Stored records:
---------------
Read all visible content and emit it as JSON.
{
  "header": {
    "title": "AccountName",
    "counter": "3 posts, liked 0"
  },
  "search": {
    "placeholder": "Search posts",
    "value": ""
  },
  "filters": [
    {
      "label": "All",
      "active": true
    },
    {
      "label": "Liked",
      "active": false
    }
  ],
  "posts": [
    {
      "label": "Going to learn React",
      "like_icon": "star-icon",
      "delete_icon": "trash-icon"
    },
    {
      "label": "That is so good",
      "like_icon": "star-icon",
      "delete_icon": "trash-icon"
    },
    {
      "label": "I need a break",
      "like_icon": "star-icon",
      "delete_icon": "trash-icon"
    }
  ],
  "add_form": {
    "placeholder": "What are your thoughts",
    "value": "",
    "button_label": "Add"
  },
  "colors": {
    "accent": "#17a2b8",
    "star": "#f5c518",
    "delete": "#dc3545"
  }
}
---------------
> _DIRECTIONS FOR THIS TASK_: Every line that holds the string "posts" should be returned.

> _TASK RESPONSE_:
    "counter": "3 posts, liked 0"
    "placeholder": "Search posts",
  "posts": [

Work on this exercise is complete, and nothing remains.